(Entries taken from a collection)
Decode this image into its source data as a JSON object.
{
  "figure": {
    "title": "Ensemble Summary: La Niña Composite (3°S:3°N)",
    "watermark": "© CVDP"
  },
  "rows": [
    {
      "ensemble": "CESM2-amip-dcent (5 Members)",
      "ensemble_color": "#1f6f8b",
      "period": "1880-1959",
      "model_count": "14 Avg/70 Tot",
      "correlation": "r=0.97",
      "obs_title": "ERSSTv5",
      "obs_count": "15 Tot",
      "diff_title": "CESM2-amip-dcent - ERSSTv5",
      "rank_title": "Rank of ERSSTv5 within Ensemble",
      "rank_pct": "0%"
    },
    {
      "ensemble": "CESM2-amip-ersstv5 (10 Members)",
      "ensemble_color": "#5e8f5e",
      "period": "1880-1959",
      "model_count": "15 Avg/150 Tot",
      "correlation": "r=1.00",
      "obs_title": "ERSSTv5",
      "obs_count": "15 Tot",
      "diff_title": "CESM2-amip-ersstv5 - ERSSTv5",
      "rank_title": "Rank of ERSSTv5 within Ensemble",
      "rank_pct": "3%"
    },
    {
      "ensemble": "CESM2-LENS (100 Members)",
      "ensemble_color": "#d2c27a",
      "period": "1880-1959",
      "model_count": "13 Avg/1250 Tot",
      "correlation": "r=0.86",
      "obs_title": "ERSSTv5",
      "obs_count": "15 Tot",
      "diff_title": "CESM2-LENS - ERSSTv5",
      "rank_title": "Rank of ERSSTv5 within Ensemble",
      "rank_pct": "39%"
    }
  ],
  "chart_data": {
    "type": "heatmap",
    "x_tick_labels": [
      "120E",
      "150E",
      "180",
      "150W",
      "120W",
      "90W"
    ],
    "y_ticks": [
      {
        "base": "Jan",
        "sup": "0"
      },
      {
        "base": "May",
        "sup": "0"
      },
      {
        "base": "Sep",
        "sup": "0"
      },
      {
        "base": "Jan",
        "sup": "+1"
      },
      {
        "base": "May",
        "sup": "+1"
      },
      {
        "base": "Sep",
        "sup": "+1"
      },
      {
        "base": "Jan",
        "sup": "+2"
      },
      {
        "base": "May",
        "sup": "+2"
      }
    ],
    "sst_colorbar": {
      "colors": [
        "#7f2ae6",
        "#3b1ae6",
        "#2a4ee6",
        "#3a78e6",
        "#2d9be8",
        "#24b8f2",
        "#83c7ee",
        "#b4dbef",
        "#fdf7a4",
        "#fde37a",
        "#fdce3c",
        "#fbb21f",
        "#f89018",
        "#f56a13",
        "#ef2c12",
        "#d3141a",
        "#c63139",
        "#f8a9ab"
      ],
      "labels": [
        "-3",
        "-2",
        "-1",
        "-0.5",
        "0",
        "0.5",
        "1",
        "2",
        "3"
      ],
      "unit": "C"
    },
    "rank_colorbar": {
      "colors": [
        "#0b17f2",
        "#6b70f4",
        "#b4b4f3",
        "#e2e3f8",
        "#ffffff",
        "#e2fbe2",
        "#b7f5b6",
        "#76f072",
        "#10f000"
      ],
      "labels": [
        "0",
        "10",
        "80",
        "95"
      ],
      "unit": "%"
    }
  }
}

» **Stated problem**:
Quote the whole listing above, leaving nothing out.

» **Solution for this exercise**:
Decode this image into its source data as a JSON object.
{
  "figure": {
    "title": "Ensemble Summary: La Niña Composite (3°S:3°N)",
    "watermark": "© CVDP"
  },
  "rows": [
    {
      "ensemble": "CESM2-amip-dcent (5 Members)",
      "ensemble_color": "#1f6f8b",
      "period": "1880-1959",
      "model_count": "14 Avg/70 Tot",
      "correlation": "r=0.97",
      "obs_title": "ERSSTv5",
      "obs_count": "15 Tot",
      "diff_title": "CESM2-amip-dcent - ERSSTv5",
      "rank_title": "Rank of ERSSTv5 within Ensemble",
      "rank_pct": "0%"
    },
    {
      "ensemble": "CESM2-amip-ersstv5 (10 Members)",
      "ensemble_color": "#5e8f5e",
      "period": "1880-1959",
      "model_count": "15 Avg/150 Tot",
      "correlation": "r=1.00",
      "obs_title": "ERSSTv5",
      "obs_count": "15 Tot",
      "diff_title": "CESM2-amip-ersstv5 - ERSSTv5",
      "rank_title": "Rank of ERSSTv5 within Ensemble",
      "rank_pct": "3%"
    },
    {
      "ensemble": "CESM2-LENS (100 Members)",
      "ensemble_color": "#d2c27a",
      "period": "1880-1959",
      "model_count": "13 Avg/1250 Tot",
      "correlation": "r=0.86",
      "obs_title": "ERSSTv5",
      "obs_count": "15 Tot",
      "diff_title": "CESM2-LENS - ERSSTv5",
      "rank_title": "Rank of ERSSTv5 within Ensemble",
      "rank_pct": "39%"
    }
  ],
  "chart_data": {
    "type": "heatmap",
    "x_tick_labels": [
      "120E",
      "150E",
      "180",
      "150W",
      "120W",
      "90W"
    ],
    "y_ticks": [
      {
        "base": "Jan",
        "sup": "0"
      },
      {
        "base": "May",
        "sup": "0"
      },
      {
        "base": "Sep",
        "sup": "0"
      },
      {
        "base": "Jan",
        "sup": "+1"
      },
      {
        "base": "May",
        "sup": "+1"
      },
      {
        "base": "Sep",
        "sup": "+1"
      },
      {
        "base": "Jan",
        "sup": "+2"
      },
      {
        "base": "May",
        "sup": "+2"
      }
    ],
    "sst_colorbar": {
      "colors": [
        "#7f2ae6",
        "#3b1ae6",
        "#2a4ee6",
        "#3a78e6",
        "#2d9be8",
        "#24b8f2",
        "#83c7ee",
        "#b4dbef",
        "#fdf7a4",
        "#fde37a",
        "#fdce3c",
        "#fbb21f",
        "#f89018",
        "#f56a13",
        "#ef2c12",
        "#d3141a",
        "#c63139",
        "#f8a9ab"
      ],
      "labels": [
        "-3",
        "-2",
        "-1",
        "-0.5",
        "0",
        "0.5",
        "1",
        "2",
        "3"
      ],
      "unit": "C"
    },
    "rank_colorbar": {
      "colors": [
        "#0b17f2",
        "#6b70f4",
        "#b4b4f3",
        "#e2e3f8",
        "#ffffff",
        "#e2fbe2",
        "#b7f5b6",
        "#76f072",
        "#10f000"
      ],
      "labels": [
        "0",
        "10",
        "80",
        "95"
      ],
      "unit": "%"
    }
  }
}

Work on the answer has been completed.